START Supplied entries

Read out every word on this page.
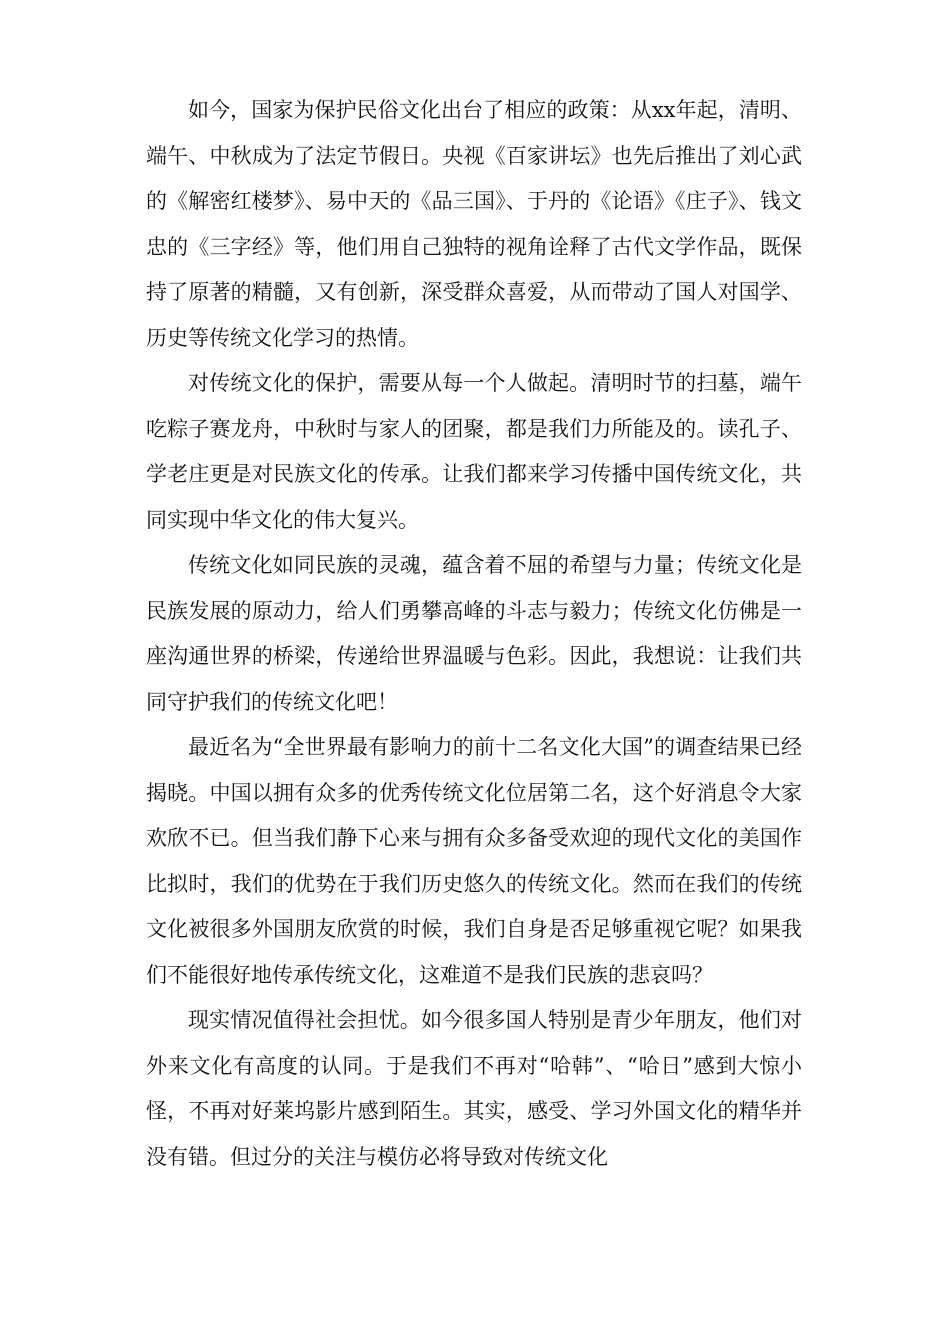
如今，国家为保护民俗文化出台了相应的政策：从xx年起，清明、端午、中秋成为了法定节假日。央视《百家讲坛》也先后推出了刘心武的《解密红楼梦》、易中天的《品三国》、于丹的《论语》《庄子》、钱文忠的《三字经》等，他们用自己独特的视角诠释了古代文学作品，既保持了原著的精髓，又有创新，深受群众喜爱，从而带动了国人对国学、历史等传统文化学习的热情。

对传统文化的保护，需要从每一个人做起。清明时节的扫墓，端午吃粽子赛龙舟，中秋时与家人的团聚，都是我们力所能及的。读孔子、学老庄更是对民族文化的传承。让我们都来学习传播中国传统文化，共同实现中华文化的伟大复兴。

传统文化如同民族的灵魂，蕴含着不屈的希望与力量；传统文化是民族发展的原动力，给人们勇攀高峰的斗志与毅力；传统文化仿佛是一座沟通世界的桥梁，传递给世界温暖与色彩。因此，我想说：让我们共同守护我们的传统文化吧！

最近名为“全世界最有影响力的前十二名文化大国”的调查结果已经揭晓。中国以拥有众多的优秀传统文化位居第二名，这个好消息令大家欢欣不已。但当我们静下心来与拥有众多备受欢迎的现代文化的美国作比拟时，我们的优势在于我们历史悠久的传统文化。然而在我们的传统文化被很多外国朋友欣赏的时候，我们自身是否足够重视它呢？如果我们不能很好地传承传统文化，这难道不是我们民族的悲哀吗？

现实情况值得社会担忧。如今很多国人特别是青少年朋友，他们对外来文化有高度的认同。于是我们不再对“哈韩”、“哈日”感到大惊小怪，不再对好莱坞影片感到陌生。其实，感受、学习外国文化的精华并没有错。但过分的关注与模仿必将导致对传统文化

END Supplied entries

- [What to produce]:
Pictures stay out of the copy; please restate every record above exactly.

- [Response to this task]:
Read out every word on this page.
如今，国家为保护民俗文化出台了相应的政策：从xx年起，清明、端午、中秋成为了法定节假日。央视《百家讲坛》也先后推出了刘心武的《解密红楼梦》、易中天的《品三国》、于丹的《论语》《庄子》、钱文忠的《三字经》等，他们用自己独特的视角诠释了古代文学作品，既保持了原著的精髓，又有创新，深受群众喜爱，从而带动了国人对国学、历史等传统文化学习的热情。

对传统文化的保护，需要从每一个人做起。清明时节的扫墓，端午吃粽子赛龙舟，中秋时与家人的团聚，都是我们力所能及的。读孔子、学老庄更是对民族文化的传承。让我们都来学习传播中国传统文化，共同实现中华文化的伟大复兴。

传统文化如同民族的灵魂，蕴含着不屈的希望与力量；传统文化是民族发展的原动力，给人们勇攀高峰的斗志与毅力；传统文化仿佛是一座沟通世界的桥梁，传递给世界温暖与色彩。因此，我想说：让我们共同守护我们的传统文化吧！

最近名为“全世界最有影响力的前十二名文化大国”的调查结果已经揭晓。中国以拥有众多的优秀传统文化位居第二名，这个好消息令大家欢欣不已。但当我们静下心来与拥有众多备受欢迎的现代文化的美国作比拟时，我们的优势在于我们历史悠久的传统文化。然而在我们的传统文化被很多外国朋友欣赏的时候，我们自身是否足够重视它呢？如果我们不能很好地传承传统文化，这难道不是我们民族的悲哀吗？

现实情况值得社会担忧。如今很多国人特别是青少年朋友，他们对外来文化有高度的认同。于是我们不再对“哈韩”、“哈日”感到大惊小怪，不再对好莱坞影片感到陌生。其实，感受、学习外国文化的精华并没有错。但过分的关注与模仿必将导致对传统文化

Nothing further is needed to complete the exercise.